──────── PROVIDED RECORDS ────────
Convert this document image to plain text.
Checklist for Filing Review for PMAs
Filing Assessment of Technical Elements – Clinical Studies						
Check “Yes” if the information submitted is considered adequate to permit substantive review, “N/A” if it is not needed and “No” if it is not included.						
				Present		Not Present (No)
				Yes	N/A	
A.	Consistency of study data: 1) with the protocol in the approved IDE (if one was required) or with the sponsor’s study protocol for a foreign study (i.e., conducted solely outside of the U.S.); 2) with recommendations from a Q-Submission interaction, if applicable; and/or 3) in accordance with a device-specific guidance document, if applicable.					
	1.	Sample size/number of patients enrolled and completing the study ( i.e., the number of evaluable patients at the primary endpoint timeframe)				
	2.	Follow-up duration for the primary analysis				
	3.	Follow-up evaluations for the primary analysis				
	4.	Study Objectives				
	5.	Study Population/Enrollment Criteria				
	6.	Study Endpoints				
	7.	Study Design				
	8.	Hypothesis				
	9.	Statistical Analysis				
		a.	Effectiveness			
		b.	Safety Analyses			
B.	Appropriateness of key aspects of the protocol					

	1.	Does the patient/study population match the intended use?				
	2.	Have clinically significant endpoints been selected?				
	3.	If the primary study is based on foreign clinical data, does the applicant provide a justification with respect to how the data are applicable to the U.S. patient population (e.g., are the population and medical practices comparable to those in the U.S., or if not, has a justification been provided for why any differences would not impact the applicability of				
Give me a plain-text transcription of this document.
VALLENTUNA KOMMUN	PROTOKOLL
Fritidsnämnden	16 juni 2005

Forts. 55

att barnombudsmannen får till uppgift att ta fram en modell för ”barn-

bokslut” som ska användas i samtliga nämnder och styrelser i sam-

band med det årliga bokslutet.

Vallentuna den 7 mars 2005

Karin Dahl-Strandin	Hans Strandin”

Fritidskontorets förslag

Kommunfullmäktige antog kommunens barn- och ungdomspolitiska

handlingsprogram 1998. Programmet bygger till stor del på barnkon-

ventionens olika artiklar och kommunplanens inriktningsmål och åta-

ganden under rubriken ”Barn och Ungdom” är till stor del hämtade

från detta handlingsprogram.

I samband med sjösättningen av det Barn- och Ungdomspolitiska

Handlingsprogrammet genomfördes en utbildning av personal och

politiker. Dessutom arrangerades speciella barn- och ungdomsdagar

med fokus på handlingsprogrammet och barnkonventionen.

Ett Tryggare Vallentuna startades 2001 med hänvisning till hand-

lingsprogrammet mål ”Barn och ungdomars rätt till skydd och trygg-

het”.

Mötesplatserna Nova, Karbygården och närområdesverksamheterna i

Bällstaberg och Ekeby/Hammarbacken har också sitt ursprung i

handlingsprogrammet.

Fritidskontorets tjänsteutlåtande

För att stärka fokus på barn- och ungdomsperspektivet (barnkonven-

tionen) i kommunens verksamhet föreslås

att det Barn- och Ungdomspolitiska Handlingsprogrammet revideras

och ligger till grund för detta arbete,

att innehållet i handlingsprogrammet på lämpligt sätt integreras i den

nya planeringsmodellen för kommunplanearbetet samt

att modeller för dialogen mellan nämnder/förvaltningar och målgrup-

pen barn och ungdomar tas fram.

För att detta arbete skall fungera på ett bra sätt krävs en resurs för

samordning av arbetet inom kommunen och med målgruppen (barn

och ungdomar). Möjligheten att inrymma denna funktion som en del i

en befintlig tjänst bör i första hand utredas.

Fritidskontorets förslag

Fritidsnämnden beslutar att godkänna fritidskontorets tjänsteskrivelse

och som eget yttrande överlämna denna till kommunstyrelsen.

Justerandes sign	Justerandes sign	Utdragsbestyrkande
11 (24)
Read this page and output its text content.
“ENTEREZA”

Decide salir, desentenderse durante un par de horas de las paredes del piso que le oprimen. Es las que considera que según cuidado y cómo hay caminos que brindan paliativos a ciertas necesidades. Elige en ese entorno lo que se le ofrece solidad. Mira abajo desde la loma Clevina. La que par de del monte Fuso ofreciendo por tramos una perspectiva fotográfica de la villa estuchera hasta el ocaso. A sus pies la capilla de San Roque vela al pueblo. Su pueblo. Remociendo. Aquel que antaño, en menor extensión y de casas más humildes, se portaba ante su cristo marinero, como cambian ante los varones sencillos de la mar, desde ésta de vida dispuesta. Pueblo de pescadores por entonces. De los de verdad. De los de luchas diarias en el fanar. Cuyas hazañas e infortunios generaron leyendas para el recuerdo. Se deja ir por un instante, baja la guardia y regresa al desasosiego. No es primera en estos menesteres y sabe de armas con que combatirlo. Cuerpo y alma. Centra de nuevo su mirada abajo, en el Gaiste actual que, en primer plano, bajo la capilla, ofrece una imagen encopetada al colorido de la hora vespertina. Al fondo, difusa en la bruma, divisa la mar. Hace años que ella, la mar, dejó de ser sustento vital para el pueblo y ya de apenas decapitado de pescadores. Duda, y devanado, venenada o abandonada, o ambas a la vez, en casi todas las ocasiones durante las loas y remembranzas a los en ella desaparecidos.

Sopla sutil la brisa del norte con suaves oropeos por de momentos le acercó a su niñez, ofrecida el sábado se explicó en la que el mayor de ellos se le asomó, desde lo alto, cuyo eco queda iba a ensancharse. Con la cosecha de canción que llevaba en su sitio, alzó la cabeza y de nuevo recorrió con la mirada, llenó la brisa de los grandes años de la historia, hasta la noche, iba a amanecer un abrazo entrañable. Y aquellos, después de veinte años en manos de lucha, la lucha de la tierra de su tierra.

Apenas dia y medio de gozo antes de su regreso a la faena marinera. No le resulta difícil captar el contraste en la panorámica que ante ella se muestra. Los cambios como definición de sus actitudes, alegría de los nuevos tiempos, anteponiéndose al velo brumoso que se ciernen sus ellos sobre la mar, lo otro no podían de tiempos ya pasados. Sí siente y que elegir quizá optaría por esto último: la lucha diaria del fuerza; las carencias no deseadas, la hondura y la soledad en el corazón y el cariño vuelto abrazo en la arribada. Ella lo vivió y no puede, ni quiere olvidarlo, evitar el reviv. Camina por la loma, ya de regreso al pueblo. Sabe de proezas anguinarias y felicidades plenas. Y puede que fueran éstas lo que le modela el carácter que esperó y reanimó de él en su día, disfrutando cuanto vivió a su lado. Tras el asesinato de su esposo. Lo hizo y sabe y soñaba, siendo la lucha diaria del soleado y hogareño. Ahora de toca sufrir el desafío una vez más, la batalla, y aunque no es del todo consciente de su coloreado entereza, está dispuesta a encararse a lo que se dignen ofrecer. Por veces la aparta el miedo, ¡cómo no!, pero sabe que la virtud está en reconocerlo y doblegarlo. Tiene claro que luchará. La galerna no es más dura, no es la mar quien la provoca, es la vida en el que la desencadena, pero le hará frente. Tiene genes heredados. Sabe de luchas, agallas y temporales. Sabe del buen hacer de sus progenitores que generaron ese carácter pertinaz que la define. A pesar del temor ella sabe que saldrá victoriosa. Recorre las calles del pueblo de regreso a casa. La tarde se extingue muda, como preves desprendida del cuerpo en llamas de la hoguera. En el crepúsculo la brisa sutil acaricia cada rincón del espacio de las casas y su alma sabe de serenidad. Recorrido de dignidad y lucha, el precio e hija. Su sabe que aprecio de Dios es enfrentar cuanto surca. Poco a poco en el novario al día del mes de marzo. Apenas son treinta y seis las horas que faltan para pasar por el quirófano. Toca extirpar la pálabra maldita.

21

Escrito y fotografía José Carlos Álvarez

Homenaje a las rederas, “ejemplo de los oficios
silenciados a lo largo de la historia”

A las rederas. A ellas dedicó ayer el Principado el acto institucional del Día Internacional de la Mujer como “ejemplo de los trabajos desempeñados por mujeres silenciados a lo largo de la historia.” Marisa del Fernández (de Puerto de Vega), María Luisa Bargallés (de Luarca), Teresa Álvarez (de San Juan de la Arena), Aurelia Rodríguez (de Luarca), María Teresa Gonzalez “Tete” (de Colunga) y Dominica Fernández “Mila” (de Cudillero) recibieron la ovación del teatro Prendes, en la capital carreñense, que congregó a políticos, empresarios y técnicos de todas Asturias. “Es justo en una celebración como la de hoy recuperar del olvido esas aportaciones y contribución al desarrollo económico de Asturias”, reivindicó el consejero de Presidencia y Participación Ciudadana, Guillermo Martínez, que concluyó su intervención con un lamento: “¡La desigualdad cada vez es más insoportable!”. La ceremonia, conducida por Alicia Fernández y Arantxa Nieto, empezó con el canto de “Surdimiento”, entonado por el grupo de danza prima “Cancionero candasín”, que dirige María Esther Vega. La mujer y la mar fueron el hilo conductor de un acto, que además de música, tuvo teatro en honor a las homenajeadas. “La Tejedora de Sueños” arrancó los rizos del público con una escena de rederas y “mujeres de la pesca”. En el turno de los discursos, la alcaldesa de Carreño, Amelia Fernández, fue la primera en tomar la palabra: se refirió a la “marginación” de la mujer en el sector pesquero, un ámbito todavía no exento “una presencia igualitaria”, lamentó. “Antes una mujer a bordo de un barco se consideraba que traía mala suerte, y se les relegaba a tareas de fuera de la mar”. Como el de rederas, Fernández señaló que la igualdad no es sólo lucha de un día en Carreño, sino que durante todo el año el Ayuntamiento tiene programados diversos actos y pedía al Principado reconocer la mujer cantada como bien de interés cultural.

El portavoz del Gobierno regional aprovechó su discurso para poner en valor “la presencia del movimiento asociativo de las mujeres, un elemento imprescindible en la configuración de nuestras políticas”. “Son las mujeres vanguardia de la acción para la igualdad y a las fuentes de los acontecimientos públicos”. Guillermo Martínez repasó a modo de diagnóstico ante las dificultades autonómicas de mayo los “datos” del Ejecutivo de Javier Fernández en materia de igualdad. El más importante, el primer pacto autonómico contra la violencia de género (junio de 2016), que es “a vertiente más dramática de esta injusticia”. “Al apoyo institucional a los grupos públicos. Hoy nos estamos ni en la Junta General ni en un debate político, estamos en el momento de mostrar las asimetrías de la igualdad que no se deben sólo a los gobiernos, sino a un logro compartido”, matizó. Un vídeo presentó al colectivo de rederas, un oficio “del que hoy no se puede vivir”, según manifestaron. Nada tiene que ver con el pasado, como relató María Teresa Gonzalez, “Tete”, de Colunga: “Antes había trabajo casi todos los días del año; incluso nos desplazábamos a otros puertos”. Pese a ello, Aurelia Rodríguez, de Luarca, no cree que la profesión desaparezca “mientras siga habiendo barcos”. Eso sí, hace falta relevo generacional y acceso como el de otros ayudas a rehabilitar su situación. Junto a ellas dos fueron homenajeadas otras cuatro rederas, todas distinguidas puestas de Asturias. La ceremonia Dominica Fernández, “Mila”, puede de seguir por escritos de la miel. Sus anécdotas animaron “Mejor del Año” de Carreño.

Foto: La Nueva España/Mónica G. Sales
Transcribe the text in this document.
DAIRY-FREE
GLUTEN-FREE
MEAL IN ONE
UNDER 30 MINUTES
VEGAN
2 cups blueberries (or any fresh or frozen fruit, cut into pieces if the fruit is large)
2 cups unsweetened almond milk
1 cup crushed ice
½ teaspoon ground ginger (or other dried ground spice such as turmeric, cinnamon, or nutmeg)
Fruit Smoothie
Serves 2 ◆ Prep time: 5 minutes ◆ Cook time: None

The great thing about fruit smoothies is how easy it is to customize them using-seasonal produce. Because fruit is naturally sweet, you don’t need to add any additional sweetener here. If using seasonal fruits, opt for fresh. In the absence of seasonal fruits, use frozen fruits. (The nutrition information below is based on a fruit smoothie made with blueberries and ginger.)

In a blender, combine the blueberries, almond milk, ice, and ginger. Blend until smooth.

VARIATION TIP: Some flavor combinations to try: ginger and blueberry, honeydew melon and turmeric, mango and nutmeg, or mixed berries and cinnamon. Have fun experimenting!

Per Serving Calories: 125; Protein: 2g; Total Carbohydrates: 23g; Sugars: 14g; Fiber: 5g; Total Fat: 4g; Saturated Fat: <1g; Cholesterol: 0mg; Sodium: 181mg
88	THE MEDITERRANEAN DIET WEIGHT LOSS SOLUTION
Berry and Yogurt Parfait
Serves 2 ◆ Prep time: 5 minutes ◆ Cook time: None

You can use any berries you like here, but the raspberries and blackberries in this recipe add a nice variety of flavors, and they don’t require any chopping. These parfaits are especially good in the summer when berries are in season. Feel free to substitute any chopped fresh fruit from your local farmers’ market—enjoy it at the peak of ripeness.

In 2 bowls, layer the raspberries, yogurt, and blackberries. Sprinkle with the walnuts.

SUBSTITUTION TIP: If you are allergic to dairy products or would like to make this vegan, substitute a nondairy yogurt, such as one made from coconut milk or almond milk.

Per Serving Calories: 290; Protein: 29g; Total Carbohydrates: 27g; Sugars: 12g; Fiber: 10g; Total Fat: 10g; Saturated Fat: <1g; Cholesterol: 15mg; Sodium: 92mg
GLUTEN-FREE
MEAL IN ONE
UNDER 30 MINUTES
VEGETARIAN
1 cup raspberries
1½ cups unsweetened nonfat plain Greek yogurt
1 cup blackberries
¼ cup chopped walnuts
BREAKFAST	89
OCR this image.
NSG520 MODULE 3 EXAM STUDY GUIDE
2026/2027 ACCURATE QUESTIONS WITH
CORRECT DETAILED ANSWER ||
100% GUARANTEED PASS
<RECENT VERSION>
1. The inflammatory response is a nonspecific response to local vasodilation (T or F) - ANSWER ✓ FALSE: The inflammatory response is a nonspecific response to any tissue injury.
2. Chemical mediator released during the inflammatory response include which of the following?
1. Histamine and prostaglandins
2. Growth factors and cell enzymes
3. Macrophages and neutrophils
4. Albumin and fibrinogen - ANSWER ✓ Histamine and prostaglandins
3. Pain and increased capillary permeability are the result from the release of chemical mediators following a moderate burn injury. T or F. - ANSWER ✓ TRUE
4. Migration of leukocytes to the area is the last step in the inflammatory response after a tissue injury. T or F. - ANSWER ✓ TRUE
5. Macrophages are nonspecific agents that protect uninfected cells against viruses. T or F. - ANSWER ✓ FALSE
────────
## [YOUR GOAL]
Count the lines in these records that hold the string "FALSE". Only the number is wanted.

## [RESULT OF THE TASK]
2